■ CONSIGNE A: Quelles personnes le document source sur la persécution religieuse en Russie nomme-t-il ? Citez-les toutes.

★ ★ ★ ★ ★

Entre Rome et Moscou pages 126 et svt

Double arrestation ; le procès

 

A la fin de 1922 dans les milieux ecclésiastiques de Russie personne ne se faisait illusion ; on était à la veille d'une persécution religieuse violente. Le gouvernement soviétique avait en particulier clairement manifesté à diverses reprises l'intention de dépouiller les églises de leurs vases sacrés et de leurs autres objets précieux. Il fallait donc tâcher d'éviter les profanations. Pour cette raison et parce qu'il fallait s'attendre à une fermeture au moins temporaire des lieux de culte, les paroisses catholiques avaient pris soin de cacher en lieu sûr des calices et tout ce qui serait nécessaire pour célébrer les offices au besoin en dehors des églises.

A  la rue Barmalaieva, nous a raconté Mlle Danzas nous n'avions laissé à l'église que le strict nécessaire. Nous avions caché le reste en partie chez Mme Deibner et en partie chez moi. Il était vraisemblable qu'en cas de perquisition on fouillerait avant tout l'appartement de Mgr Féodoroff puis celui de Mme Deibner à cause de sa proximité de l'église; l'endroit le plus sûr semblait donc être le petit logement que j'occupais, au-dessus de celui de Féodoroff. C'est là que nous avions préparé un petit autel et tout le nécessaire."

★ ★ ★ ★ ★

■ CONSIGNE B: Modifiez les entrées en commençant à la ligne qui contient "pnl-line-segment xyxy=(398,246,405,251)" et en vous arrêtant après celle qui contient "pnl-line-segment xyxy=(260,270,267,275)" : remplacez "pnl-line-segment" par "pnl-segment" sans rien changer d'autre.

★ ★ ★ ★ ★

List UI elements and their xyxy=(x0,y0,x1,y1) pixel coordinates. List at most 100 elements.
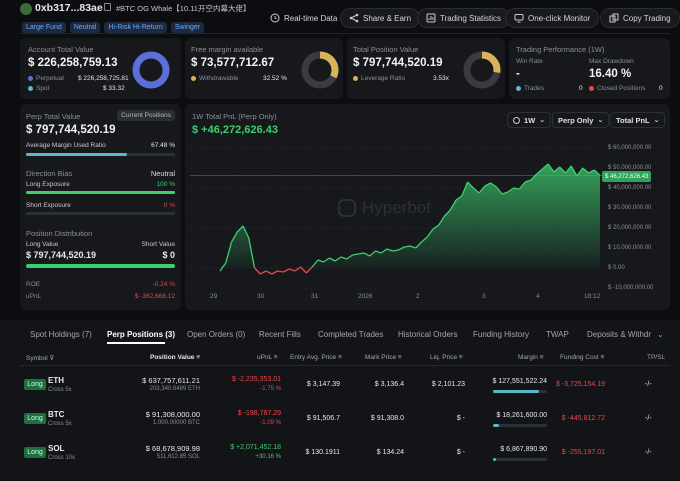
pnl-line-segment xyxy=(398,246,405,251)
x-tick-label: 2 xyxy=(416,293,420,300)
pnl-line-segment xyxy=(467,181,474,189)
margin-ratio-track xyxy=(26,153,175,156)
row-funding-cost: $ -445,812.72 xyxy=(561,415,605,422)
pnl-line-segment xyxy=(265,270,273,275)
winrate-label: Win Rate xyxy=(516,58,543,65)
tab-deposits-withdraw[interactable]: Deposits & Withdraw xyxy=(587,330,651,339)
sort-icon[interactable]: ≡ xyxy=(196,354,201,361)
pnl-line-segment xyxy=(260,270,267,275)
col-funding-label: Funding Cost xyxy=(560,354,599,361)
tab-funding-history[interactable]: Funding History xyxy=(473,330,530,339)
tab-perp-positions[interactable]: Perp Positions (3) xyxy=(107,330,176,339)
col-upnl[interactable]: uPnL ≡ xyxy=(257,354,278,361)
col-funding-cost[interactable]: Funding Cost ≡ xyxy=(560,354,604,361)
withdraw-label: Withdrawable xyxy=(199,75,239,82)
margin-ratio-value: 67.48 % xyxy=(151,142,175,149)
row-mode: Cross 10x xyxy=(48,455,76,461)
avatar[interactable] xyxy=(20,3,32,15)
y-tick-label: $ -10,000,000.00 xyxy=(608,285,654,291)
timeframe-value: 1W xyxy=(524,115,536,125)
pnl-line-segment xyxy=(300,266,307,274)
withdraw-value: 32.52 % xyxy=(263,75,287,82)
copy-trading-button[interactable]: Copy Trading xyxy=(600,8,680,28)
col-tpsl: TP/SL xyxy=(647,354,666,361)
leverage-value: 3.53x xyxy=(433,75,449,82)
tab-twap[interactable]: TWAP xyxy=(546,330,569,339)
tabs-expand-icon[interactable]: ⌄ xyxy=(657,330,664,339)
pnl-line-segment xyxy=(346,254,353,260)
row-tpsl[interactable]: -/- xyxy=(645,415,652,422)
metric-value: Total PnL xyxy=(616,115,650,125)
sort-icon[interactable]: ≡ xyxy=(539,354,544,361)
col-margin[interactable]: Margin ≡ xyxy=(518,354,543,361)
copy-icon[interactable] xyxy=(104,3,111,11)
scope-dropdown[interactable]: Perp Only ⌄ xyxy=(552,112,610,128)
row-tpsl[interactable]: -/- xyxy=(645,449,652,456)
account-card: Account Total Value $ 226,258,759.13 Per… xyxy=(20,38,181,99)
timeframe-dropdown[interactable]: 1W ⌄ xyxy=(507,112,552,128)
pnl-line-segment xyxy=(294,266,301,272)
sort-icon[interactable]: ≡ xyxy=(337,354,342,361)
table-row[interactable] xyxy=(20,0,670,34)
margin-ratio-fill xyxy=(26,153,127,156)
row-symbol[interactable]: BTC xyxy=(48,410,65,419)
roe-label: ROE xyxy=(26,281,41,288)
row-entry-price: $ 130.1911 xyxy=(305,449,340,456)
current-positions-badge[interactable]: Current Positions xyxy=(117,110,175,121)
winrate-value: - xyxy=(516,68,520,80)
pnl-line-segment xyxy=(375,250,382,254)
row-entry-price: $ 91,506.7 xyxy=(306,415,340,422)
realtime-data-button[interactable]: Real-time Data xyxy=(262,8,345,28)
tab-historical-orders[interactable]: Historical Orders xyxy=(398,330,458,339)
row-tpsl[interactable]: -/- xyxy=(645,381,652,388)
col-liq-price[interactable]: Liq. Price ≡ xyxy=(430,354,463,361)
tab-recent-fills[interactable]: Recent Fills xyxy=(259,330,301,339)
row-symbol[interactable]: ETH xyxy=(48,376,64,385)
stats-label: Trading Statistics xyxy=(440,13,502,23)
filter-icon[interactable]: ⊽ xyxy=(49,355,55,362)
row-mark-price: $ 134.24 xyxy=(376,449,404,456)
tab-open-orders[interactable]: Open Orders (0) xyxy=(187,330,246,339)
sort-icon[interactable]: ≡ xyxy=(397,354,402,361)
pnl-line-segment xyxy=(564,165,572,174)
col-symbol[interactable]: Symbol ⊽ xyxy=(26,354,54,362)
one-click-monitor-button[interactable]: One-click Monitor xyxy=(505,8,600,28)
row-margin-track xyxy=(493,424,547,427)
row-upnl-pct: -1.75 % xyxy=(260,386,281,392)
wallet-tag: #BTC OG Whale【10.11开空内幕大佬】 xyxy=(116,4,251,13)
col-mark-price[interactable]: Mark Price ≡ xyxy=(365,354,402,361)
tab-completed-trades[interactable]: Completed Trades xyxy=(318,330,384,339)
col-position-value[interactable]: Position Value ≡ xyxy=(150,354,200,361)
trades-label: Trades xyxy=(524,85,544,92)
pnl-line-segment xyxy=(358,252,365,255)
y-tick-label: $ 50,000,000.00 xyxy=(608,165,652,171)
sort-icon[interactable]: ≡ xyxy=(273,354,278,361)
clock-icon-small xyxy=(513,116,520,124)
row-symbol[interactable]: SOL xyxy=(48,444,65,453)
row-liq-price: $ - xyxy=(456,415,465,422)
pnl-line-segment xyxy=(461,181,469,197)
position-value: $ 797,744,520.19 xyxy=(353,57,443,69)
pnl-chart xyxy=(190,147,605,289)
pnl-line-segment xyxy=(323,257,330,263)
chevron-down-icon: ⌄ xyxy=(539,117,546,124)
side-badge: Long xyxy=(24,447,46,458)
pnl-line-segment xyxy=(478,185,486,194)
sort-icon[interactable]: ≡ xyxy=(600,354,605,361)
sort-icon[interactable]: ≡ xyxy=(458,354,463,361)
pnl-line-segment xyxy=(352,253,359,256)
pill-swinger: Swinger xyxy=(170,22,205,33)
row-position-value: $ 91,308,000.00 xyxy=(145,410,200,419)
long-exposure-label: Long Exposure xyxy=(26,181,70,188)
tag-pills: Large Fund Neutral Hi-Risk Hi-Return Swinge… xyxy=(22,16,208,34)
metric-dropdown[interactable]: Total PnL ⌄ xyxy=(610,112,666,128)
row-upnl: $ -2,235,353.01 xyxy=(231,376,281,383)
margin-title: Free margin available xyxy=(191,45,264,54)
row-liq-price: $ 2,101.23 xyxy=(431,381,465,388)
tab-spot-holdings[interactable]: Spot Holdings (7) xyxy=(30,330,92,339)
table-header xyxy=(20,348,670,366)
short-value-label: Short Value xyxy=(141,241,175,248)
monitor-label: One-click Monitor xyxy=(528,13,591,23)
drawdown-value: 16.40 % xyxy=(589,68,632,80)
col-entry-price[interactable]: Entry Avg. Price ≡ xyxy=(290,354,342,361)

★ ★ ★ ★ ★

■ RÉPONSE COMPLÈTE A: Mlle Danzas, Mme Deibner, Mgr Féodoroff

■ RÉPONSE COMPLÈTE B:
pnl-segment xyxy=(398,246,405,251)
x-tick-label: 2 xyxy=(416,293,420,300)
pnl-segment xyxy=(467,181,474,189)
margin-ratio-track xyxy=(26,153,175,156)
row-funding-cost: $ -445,812.72 xyxy=(561,415,605,422)
pnl-segment xyxy=(265,270,273,275)
winrate-label: Win Rate xyxy=(516,58,543,65)
tab-deposits-withdraw[interactable]: Deposits & Withdraw xyxy=(587,330,651,339)
sort-icon[interactable]: ≡ xyxy=(196,354,201,361)
pnl-segment xyxy=(260,270,267,275)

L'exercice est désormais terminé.